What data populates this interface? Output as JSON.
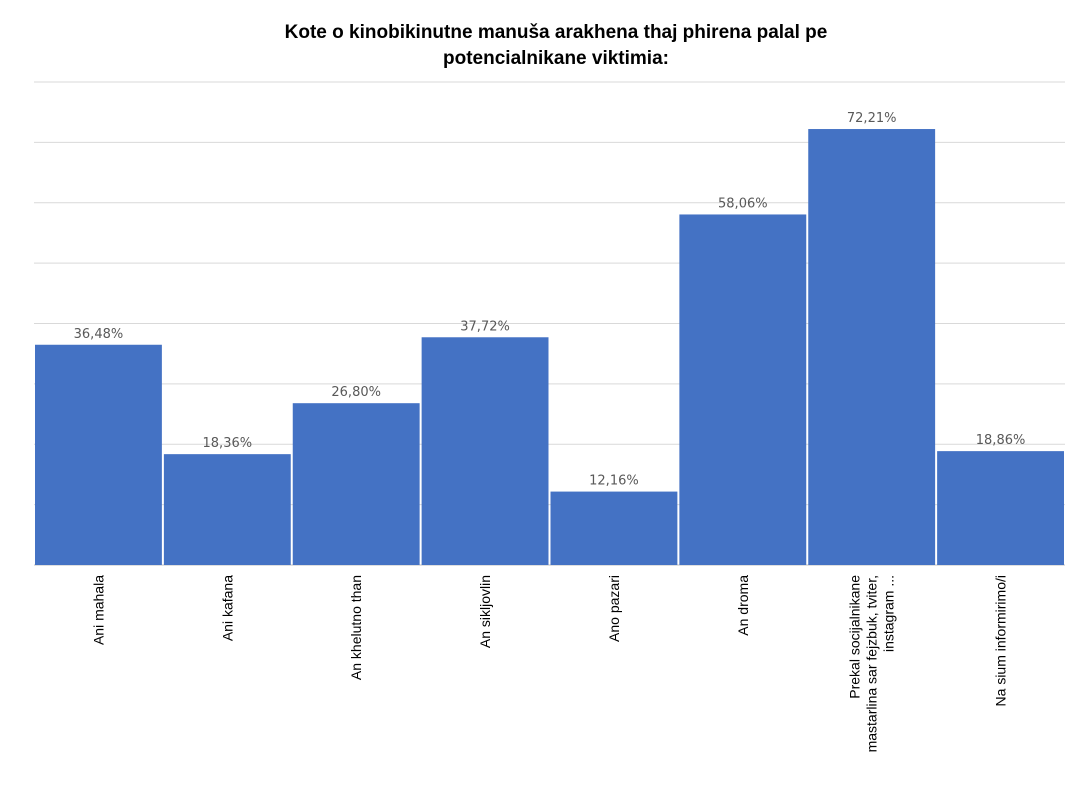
{
  "chart_data": {
    "type": "bar",
    "title_lines": [
      "Kote o kinobikinutne manuša arakhena thaj phirena palal pe",
      "potencialnikane viktimia:"
    ],
    "categories": [
      [
        "Ani mahala"
      ],
      [
        "Ani kafana"
      ],
      [
        "An khelutno than"
      ],
      [
        "An sikljovlin"
      ],
      [
        "Ano pazari"
      ],
      [
        "An droma"
      ],
      [
        "Prekal socijalnikane",
        "mastarlina sar fejzbuk, tviter,",
        "instagram ..."
      ],
      [
        "Na sium informirimo/i"
      ]
    ],
    "values": [
      36.48,
      18.36,
      26.8,
      37.72,
      12.16,
      58.06,
      72.21,
      18.86
    ],
    "data_labels": [
      "36,48%",
      "18,36%",
      "26,80%",
      "37,72%",
      "12,16%",
      "58,06%",
      "72,21%",
      "18,86%"
    ],
    "ylim": [
      0,
      80
    ],
    "grid": true,
    "bar_color": "#4472c4",
    "legend": "none"
  }
}
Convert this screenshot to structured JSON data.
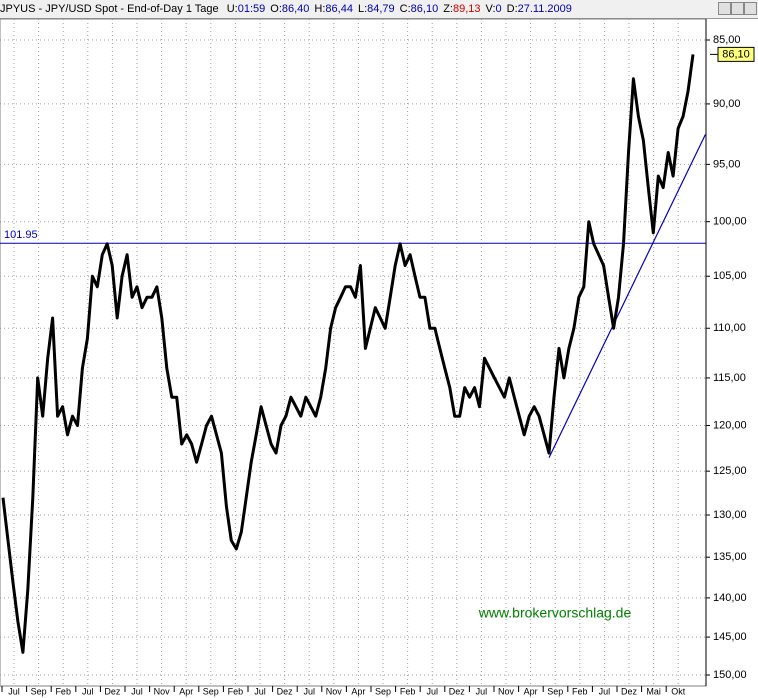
{
  "header": {
    "title": "JPYUS - JPY/USD Spot - End-of-Day 1 Tage",
    "fields": [
      {
        "label": "U:",
        "value": "01:59"
      },
      {
        "label": "O:",
        "value": "86,40"
      },
      {
        "label": "H:",
        "value": "86,44"
      },
      {
        "label": "L:",
        "value": "84,79"
      },
      {
        "label": "C:",
        "value": "86,10"
      },
      {
        "label": "Z:",
        "value": "89,13",
        "color": "#d00000"
      },
      {
        "label": "V:",
        "value": "0"
      },
      {
        "label": "D:",
        "value": "27.11.2009"
      }
    ]
  },
  "chart_data": {
    "type": "line",
    "log_scale": true,
    "grid": true,
    "color": "#000000",
    "ylim": [
      150,
      85
    ],
    "yticks": [
      {
        "value": 85,
        "label": "85,00"
      },
      {
        "value": 90,
        "label": "90,00"
      },
      {
        "value": 95,
        "label": "95,00"
      },
      {
        "value": 100,
        "label": "100,00"
      },
      {
        "value": 105,
        "label": "105,00"
      },
      {
        "value": 110,
        "label": "110,00"
      },
      {
        "value": 115,
        "label": "115,00"
      },
      {
        "value": 120,
        "label": "120,00"
      },
      {
        "value": 125,
        "label": "125,00"
      },
      {
        "value": 130,
        "label": "130,00"
      },
      {
        "value": 135,
        "label": "135,00"
      },
      {
        "value": 140,
        "label": "140,00"
      },
      {
        "value": 145,
        "label": "145,00"
      },
      {
        "value": 150,
        "label": "150,00"
      }
    ],
    "month_labels": [
      "Jul",
      "Sep",
      "Feb",
      "Jul",
      "Dez",
      "Jul",
      "Nov",
      "Apr",
      "Sep",
      "Feb",
      "Jul",
      "Dez",
      "Jul",
      "Nov",
      "Apr",
      "Sep",
      "Feb",
      "Jul",
      "Dez",
      "Jul",
      "Nov",
      "Apr",
      "Sep",
      "Feb",
      "Jul",
      "Dez",
      "Mai",
      "Okt"
    ],
    "values": [
      128,
      133,
      138,
      143,
      147,
      139,
      128,
      115,
      119,
      113,
      109,
      119,
      118,
      121,
      119,
      120,
      114,
      111,
      105,
      106,
      103,
      102,
      104,
      109,
      105,
      103,
      107,
      106,
      108,
      107,
      107,
      106,
      109,
      114,
      117,
      117,
      122,
      121,
      122,
      124,
      122,
      120,
      119,
      121,
      123,
      129,
      133,
      134,
      132,
      128,
      124,
      121,
      118,
      120,
      122,
      123,
      120,
      119,
      117,
      118,
      119,
      117,
      118,
      119,
      117,
      114,
      110,
      108,
      107,
      106,
      106,
      107,
      104,
      112,
      110,
      108,
      109,
      110,
      107,
      104,
      102,
      104,
      103,
      105,
      107,
      107,
      110,
      110,
      112,
      114,
      116,
      119,
      119,
      116,
      117,
      116,
      118,
      113,
      114,
      115,
      116,
      117,
      115,
      117,
      119,
      121,
      119,
      118,
      119,
      121,
      123,
      117,
      112,
      115,
      112,
      110,
      107,
      106,
      100,
      102,
      103,
      104,
      107,
      110,
      107,
      102,
      94,
      88,
      91,
      93,
      97,
      101,
      96,
      97,
      94,
      96,
      92,
      91,
      89,
      86.1
    ],
    "last_price": {
      "value": 86.1,
      "label": "86,10"
    },
    "hline": {
      "value": 101.95,
      "label": "101.95",
      "color": "#0000c0"
    },
    "trendline": {
      "x": [
        110,
        141.5
      ],
      "values": [
        123.5,
        92.5
      ],
      "color": "#0000c0"
    },
    "watermark": {
      "text": "www.brokervorschlag.de",
      "color": "#008000"
    }
  }
}
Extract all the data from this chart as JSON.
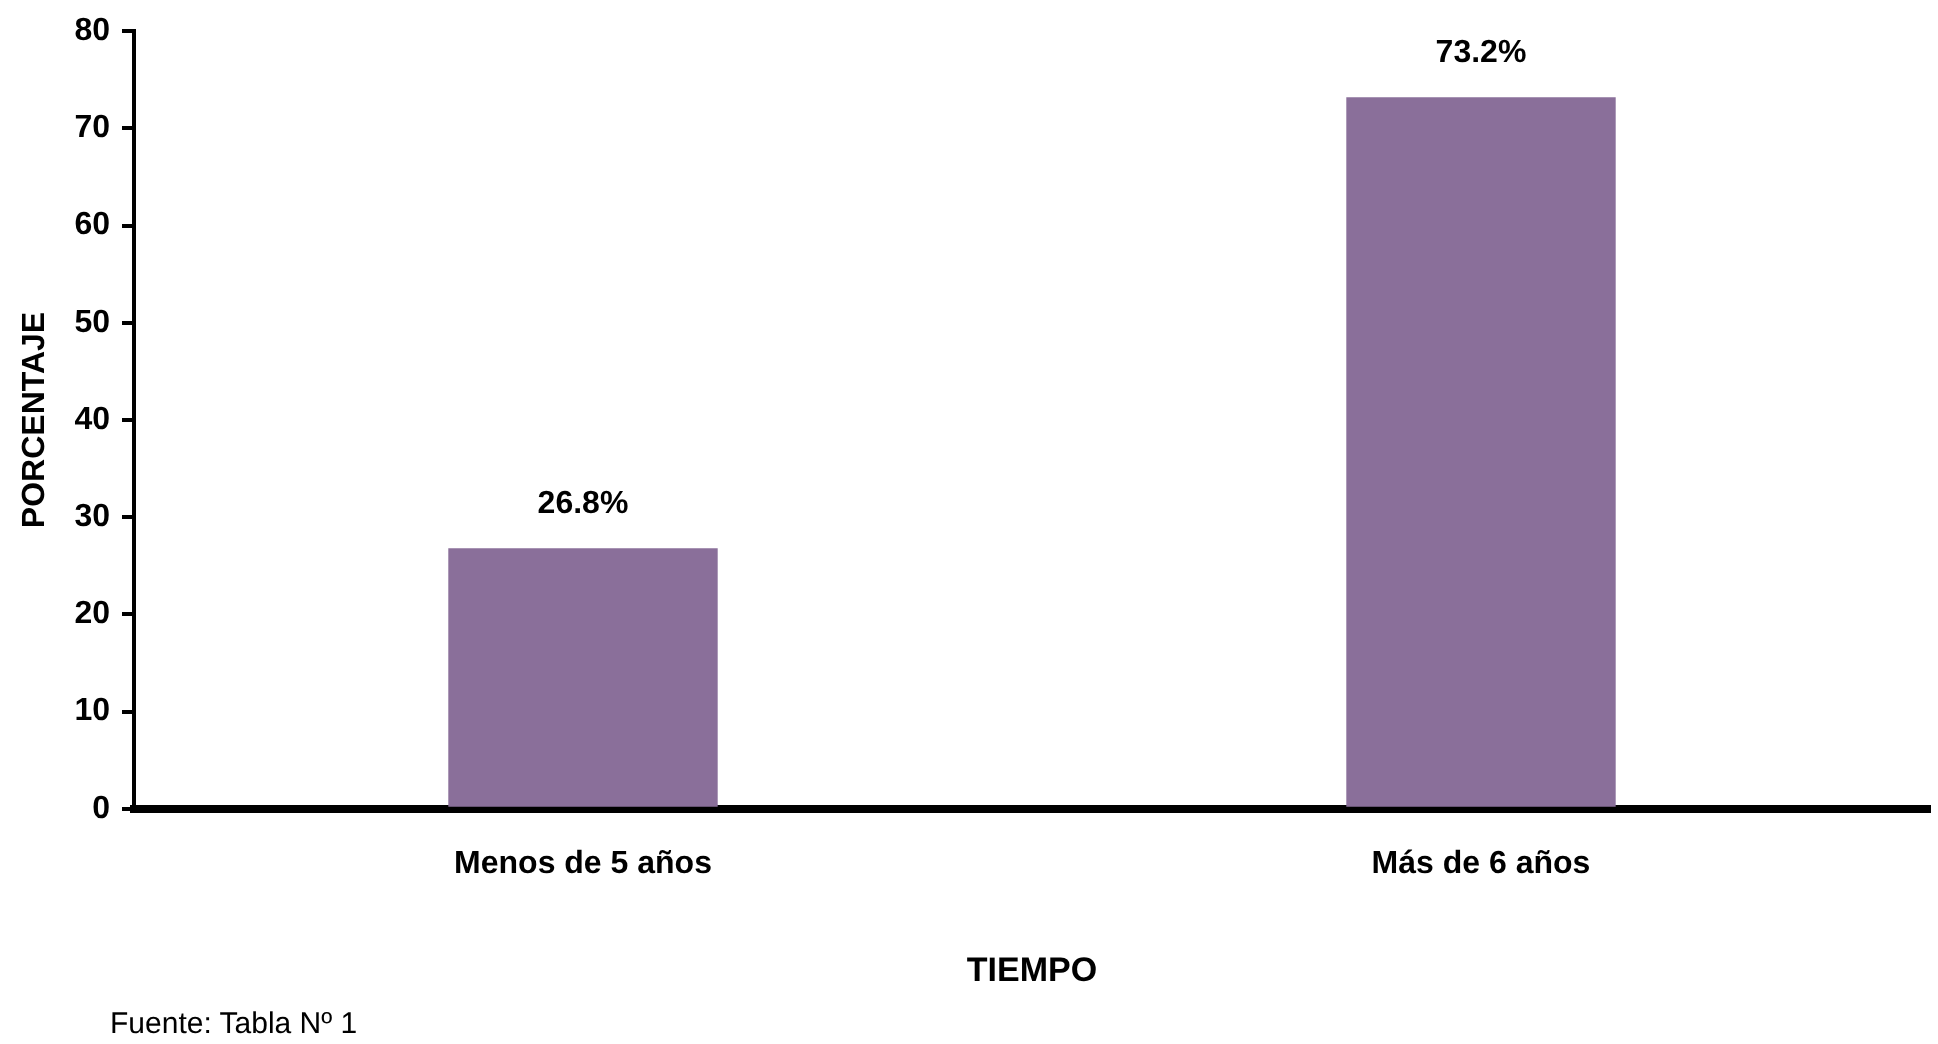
{
  "chart_data": {
    "type": "bar",
    "categories": [
      "Menos de 5 años",
      "Más de 6 años"
    ],
    "values": [
      26.8,
      73.2
    ],
    "value_labels": [
      "26.8%",
      "73.2%"
    ],
    "color": "#8a6f9a",
    "xlabel": "TIEMPO",
    "ylabel": "PORCENTAJE",
    "ylim": [
      0,
      80
    ],
    "yticks": [
      0,
      10,
      20,
      30,
      40,
      50,
      60,
      70,
      80
    ],
    "grid": false,
    "legend": false,
    "annotations": [
      "Fuente: Tabla Nº 1"
    ]
  }
}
-=-=-=-=-
--- Directions ---
Only lines with the word "this" are wanted, so copy each one from the records.

--- Task result ---
What data populates this interface? Output as JSON.
Convert this screenshot to structured JSON data.
Extract all the data from this chart as JSON.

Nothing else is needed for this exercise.